* [Do this] Quote every line below exactly as it reads.

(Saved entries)
----------

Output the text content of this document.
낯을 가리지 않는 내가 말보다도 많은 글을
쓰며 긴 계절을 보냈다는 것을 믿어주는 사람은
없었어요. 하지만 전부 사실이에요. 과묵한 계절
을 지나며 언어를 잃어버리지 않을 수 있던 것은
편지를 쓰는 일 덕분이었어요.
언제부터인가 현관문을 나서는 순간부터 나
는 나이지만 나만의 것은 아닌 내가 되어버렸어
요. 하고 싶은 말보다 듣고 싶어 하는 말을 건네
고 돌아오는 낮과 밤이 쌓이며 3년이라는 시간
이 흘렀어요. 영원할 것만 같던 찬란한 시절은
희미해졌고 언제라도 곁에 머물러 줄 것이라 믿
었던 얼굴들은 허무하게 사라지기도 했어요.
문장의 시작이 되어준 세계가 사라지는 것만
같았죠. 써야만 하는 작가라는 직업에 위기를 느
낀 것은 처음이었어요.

----------

* [Task response]
Output the text content of this document.
낯을 가리지 않는 내가 말보다도 많은 글을
쓰며 긴 계절을 보냈다는 것을 믿어주는 사람은
없었어요. 하지만 전부 사실이에요. 과묵한 계절
을 지나며 언어를 잃어버리지 않을 수 있던 것은
편지를 쓰는 일 덕분이었어요.
언제부터인가 현관문을 나서는 순간부터 나
는 나이지만 나만의 것은 아닌 내가 되어버렸어
요. 하고 싶은 말보다 듣고 싶어 하는 말을 건네
고 돌아오는 낮과 밤이 쌓이며 3년이라는 시간
이 흘렀어요. 영원할 것만 같던 찬란한 시절은
희미해졌고 언제라도 곁에 머물러 줄 것이라 믿
었던 얼굴들은 허무하게 사라지기도 했어요.
문장의 시작이 되어준 세계가 사라지는 것만
같았죠. 써야만 하는 작가라는 직업에 위기를 느
낀 것은 처음이었어요.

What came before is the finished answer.